→ **SUPPLIED RECORDS**
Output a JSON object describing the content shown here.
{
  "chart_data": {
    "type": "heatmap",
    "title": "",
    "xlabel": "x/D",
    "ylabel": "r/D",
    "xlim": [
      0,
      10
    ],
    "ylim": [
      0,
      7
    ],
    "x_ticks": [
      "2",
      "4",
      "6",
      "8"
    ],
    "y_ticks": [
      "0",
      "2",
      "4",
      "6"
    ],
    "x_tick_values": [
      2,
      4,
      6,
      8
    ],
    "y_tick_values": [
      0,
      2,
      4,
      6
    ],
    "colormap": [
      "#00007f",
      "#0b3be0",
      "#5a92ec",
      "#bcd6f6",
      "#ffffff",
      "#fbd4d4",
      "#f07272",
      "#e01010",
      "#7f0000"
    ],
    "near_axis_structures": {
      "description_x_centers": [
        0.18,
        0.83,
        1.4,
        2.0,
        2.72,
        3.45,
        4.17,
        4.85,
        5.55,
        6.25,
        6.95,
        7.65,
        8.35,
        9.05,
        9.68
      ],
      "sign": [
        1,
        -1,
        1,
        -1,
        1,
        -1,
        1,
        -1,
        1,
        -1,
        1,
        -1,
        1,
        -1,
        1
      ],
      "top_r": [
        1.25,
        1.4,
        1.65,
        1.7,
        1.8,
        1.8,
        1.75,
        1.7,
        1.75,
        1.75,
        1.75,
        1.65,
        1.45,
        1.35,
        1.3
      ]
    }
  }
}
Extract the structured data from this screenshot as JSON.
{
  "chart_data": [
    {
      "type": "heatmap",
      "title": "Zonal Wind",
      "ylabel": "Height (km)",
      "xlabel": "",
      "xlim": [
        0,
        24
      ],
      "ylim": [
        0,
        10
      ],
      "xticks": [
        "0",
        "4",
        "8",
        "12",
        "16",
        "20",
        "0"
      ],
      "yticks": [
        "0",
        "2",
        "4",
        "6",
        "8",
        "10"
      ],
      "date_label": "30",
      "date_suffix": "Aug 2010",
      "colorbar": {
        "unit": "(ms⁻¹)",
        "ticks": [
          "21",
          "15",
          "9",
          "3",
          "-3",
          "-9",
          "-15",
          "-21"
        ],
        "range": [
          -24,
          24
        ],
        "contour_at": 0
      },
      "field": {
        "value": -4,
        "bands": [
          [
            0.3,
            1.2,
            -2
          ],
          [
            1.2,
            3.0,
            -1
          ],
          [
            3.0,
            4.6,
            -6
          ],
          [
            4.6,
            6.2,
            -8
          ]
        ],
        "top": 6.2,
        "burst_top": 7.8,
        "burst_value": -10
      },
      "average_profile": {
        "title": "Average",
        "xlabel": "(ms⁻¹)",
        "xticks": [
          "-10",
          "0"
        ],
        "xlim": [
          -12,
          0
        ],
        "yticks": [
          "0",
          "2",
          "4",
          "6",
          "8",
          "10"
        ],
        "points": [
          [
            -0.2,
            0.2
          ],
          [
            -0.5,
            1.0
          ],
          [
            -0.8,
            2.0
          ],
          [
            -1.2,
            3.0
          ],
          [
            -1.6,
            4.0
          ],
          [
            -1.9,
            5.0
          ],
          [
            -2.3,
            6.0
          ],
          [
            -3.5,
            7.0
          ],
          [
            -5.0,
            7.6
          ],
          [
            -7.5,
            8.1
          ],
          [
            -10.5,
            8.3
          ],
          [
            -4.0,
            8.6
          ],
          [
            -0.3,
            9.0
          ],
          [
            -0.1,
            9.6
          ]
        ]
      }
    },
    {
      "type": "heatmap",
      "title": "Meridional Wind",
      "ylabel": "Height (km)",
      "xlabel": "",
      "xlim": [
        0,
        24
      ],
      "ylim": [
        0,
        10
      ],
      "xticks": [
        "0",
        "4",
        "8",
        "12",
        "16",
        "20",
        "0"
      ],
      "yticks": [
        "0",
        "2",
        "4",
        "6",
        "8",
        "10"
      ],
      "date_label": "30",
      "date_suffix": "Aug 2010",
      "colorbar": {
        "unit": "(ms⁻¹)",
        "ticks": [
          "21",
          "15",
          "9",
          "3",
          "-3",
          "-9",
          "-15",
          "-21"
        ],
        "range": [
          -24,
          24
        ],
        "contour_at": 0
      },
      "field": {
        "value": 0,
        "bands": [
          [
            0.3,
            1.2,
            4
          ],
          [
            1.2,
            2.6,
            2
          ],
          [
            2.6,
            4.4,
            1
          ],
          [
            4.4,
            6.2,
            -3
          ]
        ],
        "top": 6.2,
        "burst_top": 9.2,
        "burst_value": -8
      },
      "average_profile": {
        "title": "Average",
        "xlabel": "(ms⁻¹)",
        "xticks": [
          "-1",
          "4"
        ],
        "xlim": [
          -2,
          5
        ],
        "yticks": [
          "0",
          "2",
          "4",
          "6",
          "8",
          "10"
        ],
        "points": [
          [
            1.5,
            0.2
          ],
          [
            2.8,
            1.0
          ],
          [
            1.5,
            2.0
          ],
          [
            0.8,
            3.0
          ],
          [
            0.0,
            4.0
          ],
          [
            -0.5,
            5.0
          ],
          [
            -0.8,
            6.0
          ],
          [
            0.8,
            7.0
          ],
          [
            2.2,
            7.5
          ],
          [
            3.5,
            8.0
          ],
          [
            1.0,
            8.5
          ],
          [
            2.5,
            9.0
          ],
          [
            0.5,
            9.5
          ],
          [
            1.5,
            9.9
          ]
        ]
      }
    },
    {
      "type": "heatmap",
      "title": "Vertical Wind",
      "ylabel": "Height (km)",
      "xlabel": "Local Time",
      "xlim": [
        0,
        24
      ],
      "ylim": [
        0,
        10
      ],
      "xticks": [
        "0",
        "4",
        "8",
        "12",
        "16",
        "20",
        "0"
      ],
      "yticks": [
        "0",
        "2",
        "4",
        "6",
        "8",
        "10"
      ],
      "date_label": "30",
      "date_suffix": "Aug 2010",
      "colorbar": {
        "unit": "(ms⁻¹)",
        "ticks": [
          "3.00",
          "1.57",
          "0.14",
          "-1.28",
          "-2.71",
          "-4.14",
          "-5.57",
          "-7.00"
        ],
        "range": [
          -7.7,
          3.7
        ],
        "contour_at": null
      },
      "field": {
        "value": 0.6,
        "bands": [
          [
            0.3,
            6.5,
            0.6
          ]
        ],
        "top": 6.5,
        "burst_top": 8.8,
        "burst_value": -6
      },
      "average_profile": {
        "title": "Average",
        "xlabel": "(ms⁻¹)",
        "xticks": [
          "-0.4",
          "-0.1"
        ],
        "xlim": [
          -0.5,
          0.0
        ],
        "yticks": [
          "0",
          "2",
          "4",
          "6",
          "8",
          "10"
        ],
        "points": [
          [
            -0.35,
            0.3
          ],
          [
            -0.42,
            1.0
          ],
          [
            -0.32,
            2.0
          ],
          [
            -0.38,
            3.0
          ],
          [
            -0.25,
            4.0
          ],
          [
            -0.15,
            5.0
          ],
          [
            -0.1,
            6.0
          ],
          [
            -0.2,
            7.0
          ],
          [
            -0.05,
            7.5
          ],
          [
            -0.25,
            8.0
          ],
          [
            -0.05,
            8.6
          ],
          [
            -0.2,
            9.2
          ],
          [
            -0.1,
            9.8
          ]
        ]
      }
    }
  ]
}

→ **EXERCISE BRIEF**
Quote all of the entries exactly as they appear.

→ **SOLVED EXERCISE**
Output a JSON object describing the content shown here.
{
  "chart_data": {
    "type": "heatmap",
    "title": "",
    "xlabel": "x/D",
    "ylabel": "r/D",
    "xlim": [
      0,
      10
    ],
    "ylim": [
      0,
      7
    ],
    "x_ticks": [
      "2",
      "4",
      "6",
      "8"
    ],
    "y_ticks": [
      "0",
      "2",
      "4",
      "6"
    ],
    "x_tick_values": [
      2,
      4,
      6,
      8
    ],
    "y_tick_values": [
      0,
      2,
      4,
      6
    ],
    "colormap": [
      "#00007f",
      "#0b3be0",
      "#5a92ec",
      "#bcd6f6",
      "#ffffff",
      "#fbd4d4",
      "#f07272",
      "#e01010",
      "#7f0000"
    ],
    "near_axis_structures": {
      "description_x_centers": [
        0.18,
        0.83,
        1.4,
        2.0,
        2.72,
        3.45,
        4.17,
        4.85,
        5.55,
        6.25,
        6.95,
        7.65,
        8.35,
        9.05,
        9.68
      ],
      "sign": [
        1,
        -1,
        1,
        -1,
        1,
        -1,
        1,
        -1,
        1,
        -1,
        1,
        -1,
        1,
        -1,
        1
      ],
      "top_r": [
        1.25,
        1.4,
        1.65,
        1.7,
        1.8,
        1.8,
        1.75,
        1.7,
        1.75,
        1.75,
        1.75,
        1.65,
        1.45,
        1.35,
        1.3
      ]
    }
  }
}
Extract the structured data from this screenshot as JSON.
{
  "chart_data": [
    {
      "type": "heatmap",
      "title": "Zonal Wind",
      "ylabel": "Height (km)",
      "xlabel": "",
      "xlim": [
        0,
        24
      ],
      "ylim": [
        0,
        10
      ],
      "xticks": [
        "0",
        "4",
        "8",
        "12",
        "16",
        "20",
        "0"
      ],
      "yticks": [
        "0",
        "2",
        "4",
        "6",
        "8",
        "10"
      ],
      "date_label": "30",
      "date_suffix": "Aug 2010",
      "colorbar": {
        "unit": "(ms⁻¹)",
        "ticks": [
          "21",
          "15",
          "9",
          "3",
          "-3",
          "-9",
          "-15",
          "-21"
        ],
        "range": [
          -24,
          24
        ],
        "contour_at": 0
      },
      "field": {
        "value": -4,
        "bands": [
          [
            0.3,
            1.2,
            -2
          ],
          [
            1.2,
            3.0,
            -1
          ],
          [
            3.0,
            4.6,
            -6
          ],
          [
            4.6,
            6.2,
            -8
          ]
        ],
        "top": 6.2,
        "burst_top": 7.8,
        "burst_value": -10
      },
      "average_profile": {
        "title": "Average",
        "xlabel": "(ms⁻¹)",
        "xticks": [
          "-10",
          "0"
        ],
        "xlim": [
          -12,
          0
        ],
        "yticks": [
          "0",
          "2",
          "4",
          "6",
          "8",
          "10"
        ],
        "points": [
          [
            -0.2,
            0.2
          ],
          [
            -0.5,
            1.0
          ],
          [
            -0.8,
            2.0
          ],
          [
            -1.2,
            3.0
          ],
          [
            -1.6,
            4.0
          ],
          [
            -1.9,
            5.0
          ],
          [
            -2.3,
            6.0
          ],
          [
            -3.5,
            7.0
          ],
          [
            -5.0,
            7.6
          ],
          [
            -7.5,
            8.1
          ],
          [
            -10.5,
            8.3
          ],
          [
            -4.0,
            8.6
          ],
          [
            -0.3,
            9.0
          ],
          [
            -0.1,
            9.6
          ]
        ]
      }
    },
    {
      "type": "heatmap",
      "title": "Meridional Wind",
      "ylabel": "Height (km)",
      "xlabel": "",
      "xlim": [
        0,
        24
      ],
      "ylim": [
        0,
        10
      ],
      "xticks": [
        "0",
        "4",
        "8",
        "12",
        "16",
        "20",
        "0"
      ],
      "yticks": [
        "0",
        "2",
        "4",
        "6",
        "8",
        "10"
      ],
      "date_label": "30",
      "date_suffix": "Aug 2010",
      "colorbar": {
        "unit": "(ms⁻¹)",
        "ticks": [
          "21",
          "15",
          "9",
          "3",
          "-3",
          "-9",
          "-15",
          "-21"
        ],
        "range": [
          -24,
          24
        ],
        "contour_at": 0
      },
      "field": {
        "value": 0,
        "bands": [
          [
            0.3,
            1.2,
            4
          ],
          [
            1.2,
            2.6,
            2
          ],
          [
            2.6,
            4.4,
            1
          ],
          [
            4.4,
            6.2,
            -3
          ]
        ],
        "top": 6.2,
        "burst_top": 9.2,
        "burst_value": -8
      },
      "average_profile": {
        "title": "Average",
        "xlabel": "(ms⁻¹)",
        "xticks": [
          "-1",
          "4"
        ],
        "xlim": [
          -2,
          5
        ],
        "yticks": [
          "0",
          "2",
          "4",
          "6",
          "8",
          "10"
        ],
        "points": [
          [
            1.5,
            0.2
          ],
          [
            2.8,
            1.0
          ],
          [
            1.5,
            2.0
          ],
          [
            0.8,
            3.0
          ],
          [
            0.0,
            4.0
          ],
          [
            -0.5,
            5.0
          ],
          [
            -0.8,
            6.0
          ],
          [
            0.8,
            7.0
          ],
          [
            2.2,
            7.5
          ],
          [
            3.5,
            8.0
          ],
          [
            1.0,
            8.5
          ],
          [
            2.5,
            9.0
          ],
          [
            0.5,
            9.5
          ],
          [
            1.5,
            9.9
          ]
        ]
      }
    },
    {
      "type": "heatmap",
      "title": "Vertical Wind",
      "ylabel": "Height (km)",
      "xlabel": "Local Time",
      "xlim": [
        0,
        24
      ],
      "ylim": [
        0,
        10
      ],
      "xticks": [
        "0",
        "4",
        "8",
        "12",
        "16",
        "20",
        "0"
      ],
      "yticks": [
        "0",
        "2",
        "4",
        "6",
        "8",
        "10"
      ],
      "date_label": "30",
      "date_suffix": "Aug 2010",
      "colorbar": {
        "unit": "(ms⁻¹)",
        "ticks": [
          "3.00",
          "1.57",
          "0.14",
          "-1.28",
          "-2.71",
          "-4.14",
          "-5.57",
          "-7.00"
        ],
        "range": [
          -7.7,
          3.7
        ],
        "contour_at": null
      },
      "field": {
        "value": 0.6,
        "bands": [
          [
            0.3,
            6.5,
            0.6
          ]
        ],
        "top": 6.5,
        "burst_top": 8.8,
        "burst_value": -6
      },
      "average_profile": {
        "title": "Average",
        "xlabel": "(ms⁻¹)",
        "xticks": [
          "-0.4",
          "-0.1"
        ],
        "xlim": [
          -0.5,
          0.0
        ],
        "yticks": [
          "0",
          "2",
          "4",
          "6",
          "8",
          "10"
        ],
        "points": [
          [
            -0.35,
            0.3
          ],
          [
            -0.42,
            1.0
          ],
          [
            -0.32,
            2.0
          ],
          [
            -0.38,
            3.0
          ],
          [
            -0.25,
            4.0
          ],
          [
            -0.15,
            5.0
          ],
          [
            -0.1,
            6.0
          ],
          [
            -0.2,
            7.0
          ],
          [
            -0.05,
            7.5
          ],
          [
            -0.25,
            8.0
          ],
          [
            -0.05,
            8.6
          ],
          [
            -0.2,
            9.2
          ],
          [
            -0.1,
            9.8
          ]
        ]
      }
    }
  ]
}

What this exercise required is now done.